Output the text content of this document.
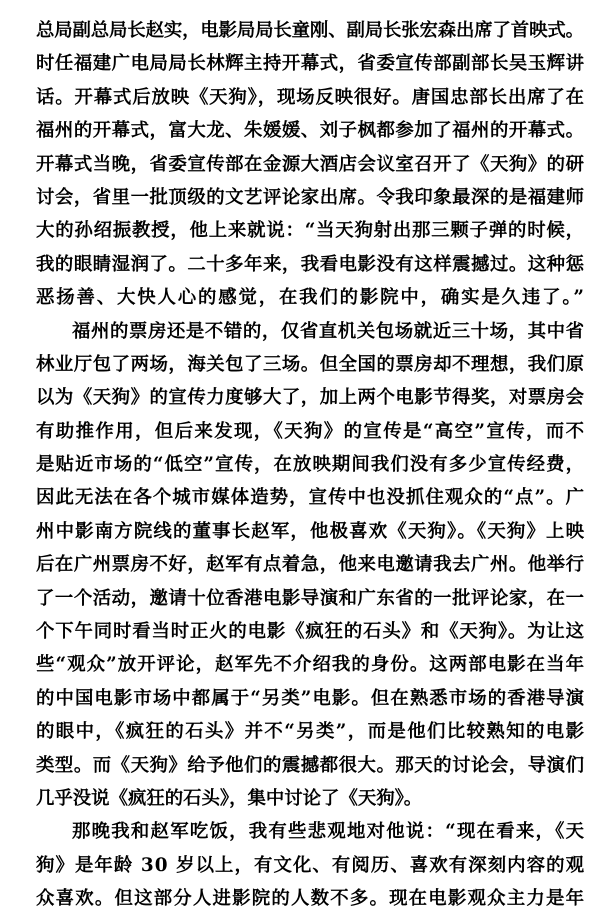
总局副总局长赵实，电影局局长童刚、副局长张宏森出席了首映式。
时任福建广电局局长林辉主持开幕式，省委宣传部副部长吴玉辉讲
话。开幕式后放映《天狗》，现场反映很好。唐国忠部长出席了在
福州的开幕式，富大龙、朱媛媛、刘子枫都参加了福州的开幕式。
开幕式当晚，省委宣传部在金源大酒店会议室召开了《天狗》的研
讨会，省里一批顶级的文艺评论家出席。令我印象最深的是福建师
大的孙绍振教授，他上来就说：“当天狗射出那三颗子弹的时候，
我的眼睛湿润了。二十多年来，我看电影没有这样震撼过。这种惩
恶扬善、大快人心的感觉，在我们的影院中，确实是久违了。”
福州的票房还是不错的，仅省直机关包场就近三十场，其中省
林业厅包了两场，海关包了三场。但全国的票房却不理想，我们原
以为《天狗》的宣传力度够大了，加上两个电影节得奖，对票房会
有助推作用，但后来发现，《天狗》的宣传是“高空”宣传，而不
是贴近市场的“低空”宣传，在放映期间我们没有多少宣传经费，
因此无法在各个城市媒体造势，宣传中也没抓住观众的“点”。广
州中影南方院线的董事长赵军，他极喜欢《天狗》。《天狗》上映
后在广州票房不好，赵军有点着急，他来电邀请我去广州。他举行
了一个活动，邀请十位香港电影导演和广东省的一批评论家，在一
个下午同时看当时正火的电影《疯狂的石头》和《天狗》。为让这
些“观众”放开评论，赵军先不介绍我的身份。这两部电影在当年
的中国电影市场中都属于“另类”电影。但在熟悉市场的香港导演
的眼中，《疯狂的石头》并不“另类”，而是他们比较熟知的电影
类型。而《天狗》给予他们的震撼都很大。那天的讨论会，导演们
几乎没说《疯狂的石头》，集中讨论了《天狗》。
那晚我和赵军吃饭，我有些悲观地对他说：“现在看来，《天
狗》是年龄 30 岁以上，有文化、有阅历、喜欢有深刻内容的观
众喜欢。但这部分人进影院的人数不多。现在电影观众主力是年
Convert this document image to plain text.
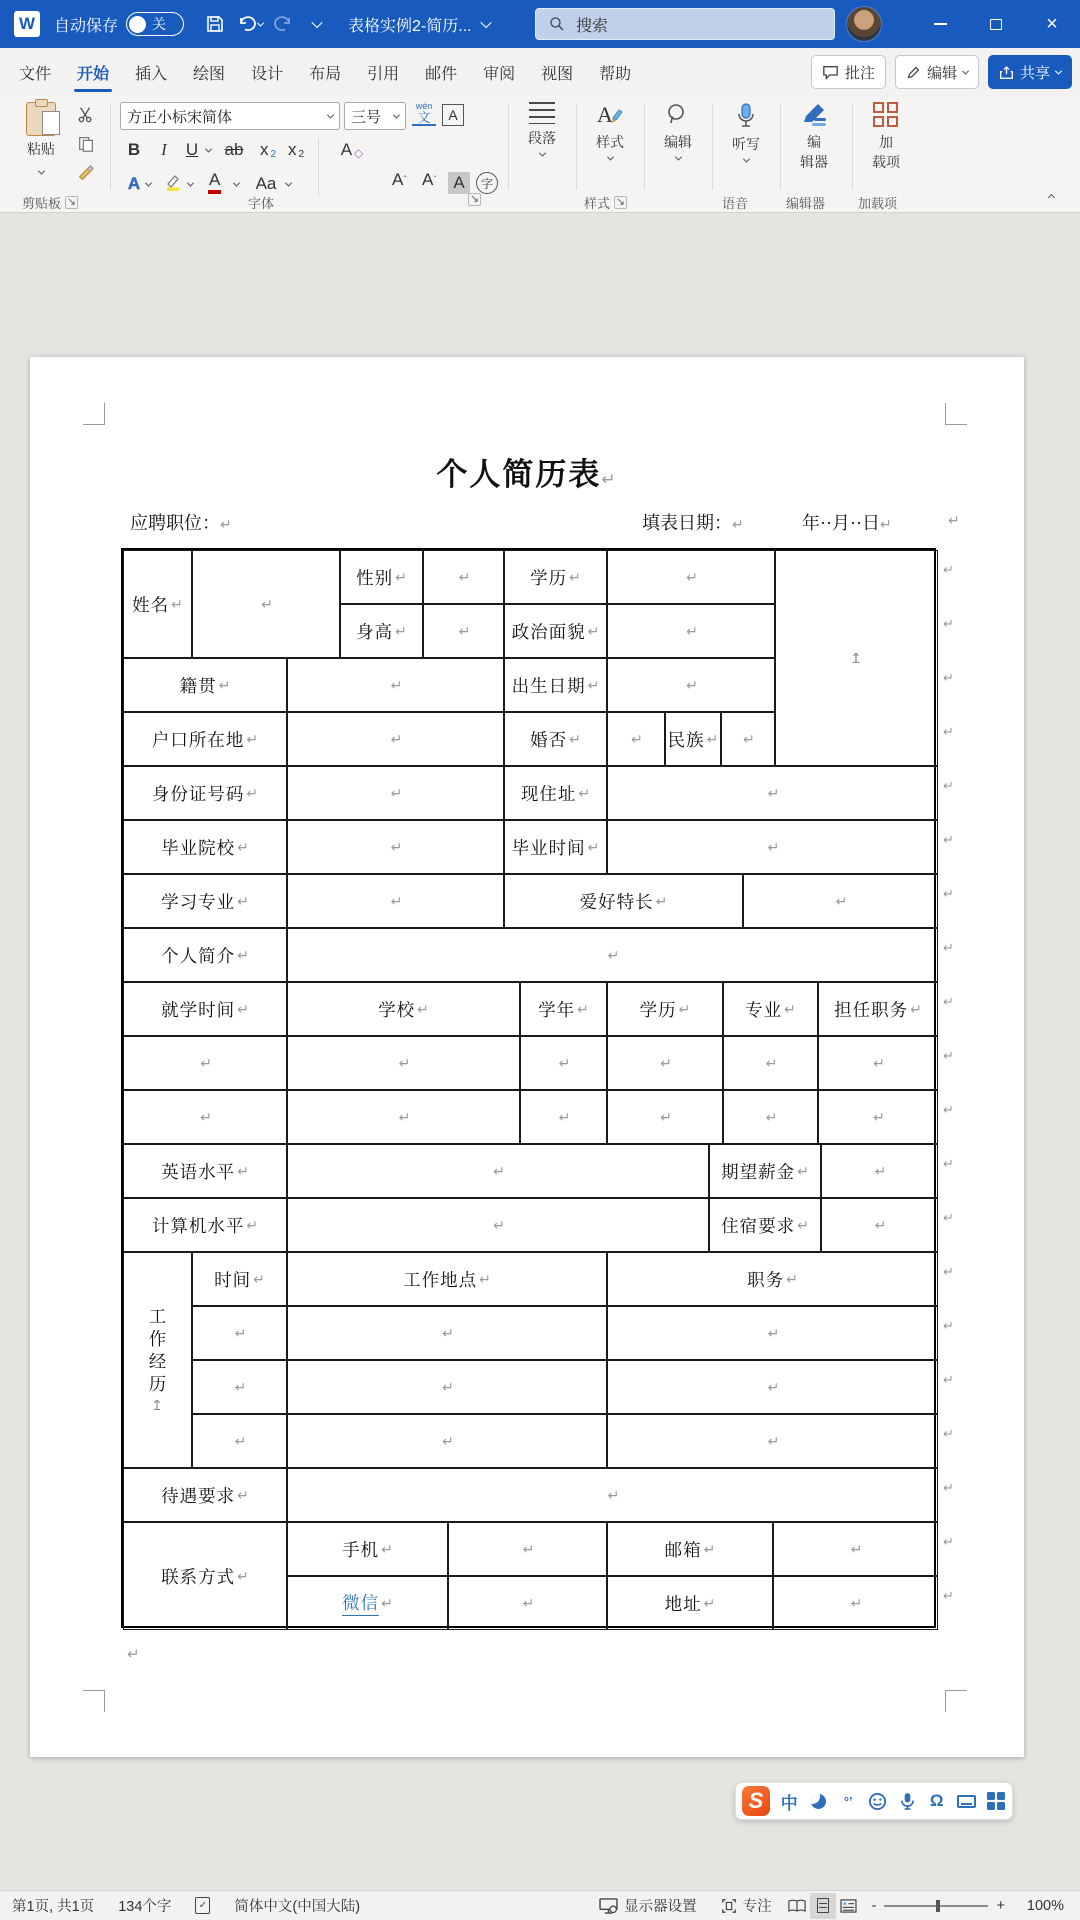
W	自动保存 关	表格实例2-简历...	搜索	×
文件	开始	插入	绘图	设计	布局	引用	邮件	审阅	视图	帮助	批注	编辑	共享
粘贴
方正小标宋简体	三号
wén
文	A
B	I	U ab x 2 x 2 A ◇
A	A Aa	A ˆ A ˇ A	字
段落
A
样式	编辑	听写	编
辑器
加
载项
剪贴板 ↘	字体	↘	样式 ↘	语音	编辑器	加载项
个人简历表↵
应聘职位：↵	填表日期：↵	年··月··日↵	↵
姓名 ↵	↵
性别 ↵	↵	学历 ↵	↵
身高 ↵	↵ 政治面貌 ↵	↵
↥
籍贯 ↵	↵	出生日期 ↵	↵
户口所在地 ↵	↵	婚否 ↵	↵ 民族 ↵ ↵
身份证号码 ↵	↵	现住址 ↵	↵
毕业院校 ↵	↵	毕业时间 ↵	↵
学习专业 ↵	↵	爱好特长 ↵	↵
个人简介 ↵	↵
就学时间 ↵	学校 ↵	学年 ↵	学历 ↵	专业 ↵ 担任职务 ↵
↵	↵	↵	↵	↵	↵
↵	↵	↵	↵	↵	↵
英语水平 ↵	↵	期望薪金 ↵	↵
计算机水平 ↵	↵	住宿要求 ↵	↵
工作经历
↥
时间 ↵	工作地点 ↵	职务 ↵
↵	↵	↵
↵	↵	↵
↵	↵	↵
待遇要求 ↵	↵
联系方式 ↵
手机 ↵	↵	邮箱 ↵	↵
微信 ↵	↵	地址 ↵	↵
↵
↵
↵
↵
↵
↵
↵
↵
↵
↵
↵
↵
↵
↵
↵
↵
↵
↵
↵
↵
↵
S	中	°’	Ω
第1页, 共1页	134个字	✓	简体中文(中国大陆)	显示器设置	专注	-	+	100%
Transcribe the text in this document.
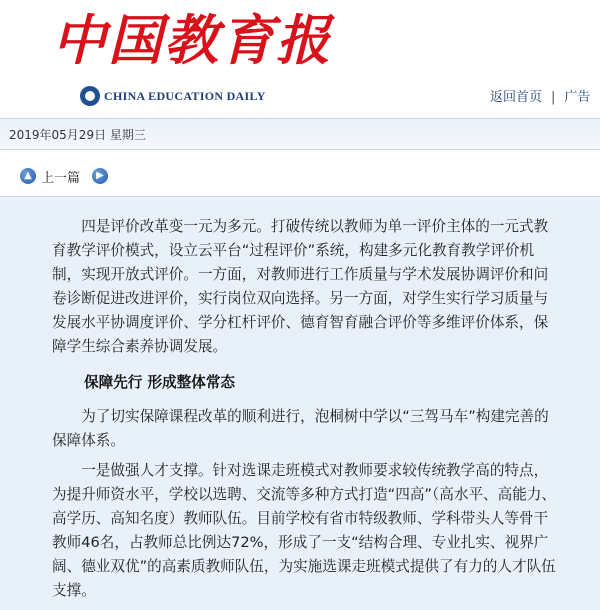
中国教育报
CHINA EDUCATION DAILY	返回首页 | 广告
2019年05月29日 星期三
▲ 上一篇	▶
四是评价改革变一元为多元。打破传统以教师为单一评价主体的一元式教育教学评价模式，设立云平台“过程评价”系统，构建多元化教育教学评价机制，实现开放式评价。一方面，对教师进行工作质量与学术发展协调评价和问卷诊断促进改进评价，实行岗位双向选择。另一方面，对学生实行学习质量与发展水平协调度评价、学分杠杆评价、德育智育融合评价等多维评价体系，保障学生综合素养协调发展。
保障先行 形成整体常态
为了切实保障课程改革的顺利进行，泡桐树中学以“三驾马车”构建完善的保障体系。
一是做强人才支撑。针对选课走班模式对教师要求较传统教学高的特点，为提升师资水平，学校以选聘、交流等多种方式打造“四高”（高水平、高能力、高学历、高知名度）教师队伍。目前学校有省市特级教师、学科带头人等骨干教师46名，占教师总比例达72%，形成了一支“结构合理、专业扎实、视界广阔、德业双优”的高素质教师队伍，为实施选课走班模式提供了有力的人才队伍支撑。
....
## YOUR OBJECTIVE
Beginning with the line containing "Transcribe the text in this document." and ending with the last line of the material, output each line exactly; do not include pictures.

## EXPECTED OUTPUT
Transcribe the text in this document.
中国教育报
CHINA EDUCATION DAILY	返回首页 | 广告
2019年05月29日 星期三
▲ 上一篇	▶
四是评价改革变一元为多元。打破传统以教师为单一评价主体的一元式教育教学评价模式，设立云平台“过程评价”系统，构建多元化教育教学评价机制，实现开放式评价。一方面，对教师进行工作质量与学术发展协调评价和问卷诊断促进改进评价，实行岗位双向选择。另一方面，对学生实行学习质量与发展水平协调度评价、学分杠杆评价、德育智育融合评价等多维评价体系，保障学生综合素养协调发展。
保障先行 形成整体常态
为了切实保障课程改革的顺利进行，泡桐树中学以“三驾马车”构建完善的保障体系。
一是做强人才支撑。针对选课走班模式对教师要求较传统教学高的特点，为提升师资水平，学校以选聘、交流等多种方式打造“四高”（高水平、高能力、高学历、高知名度）教师队伍。目前学校有省市特级教师、学科带头人等骨干教师46名，占教师总比例达72%，形成了一支“结构合理、专业扎实、视界广阔、德业双优”的高素质教师队伍，为实施选课走班模式提供了有力的人才队伍支撑。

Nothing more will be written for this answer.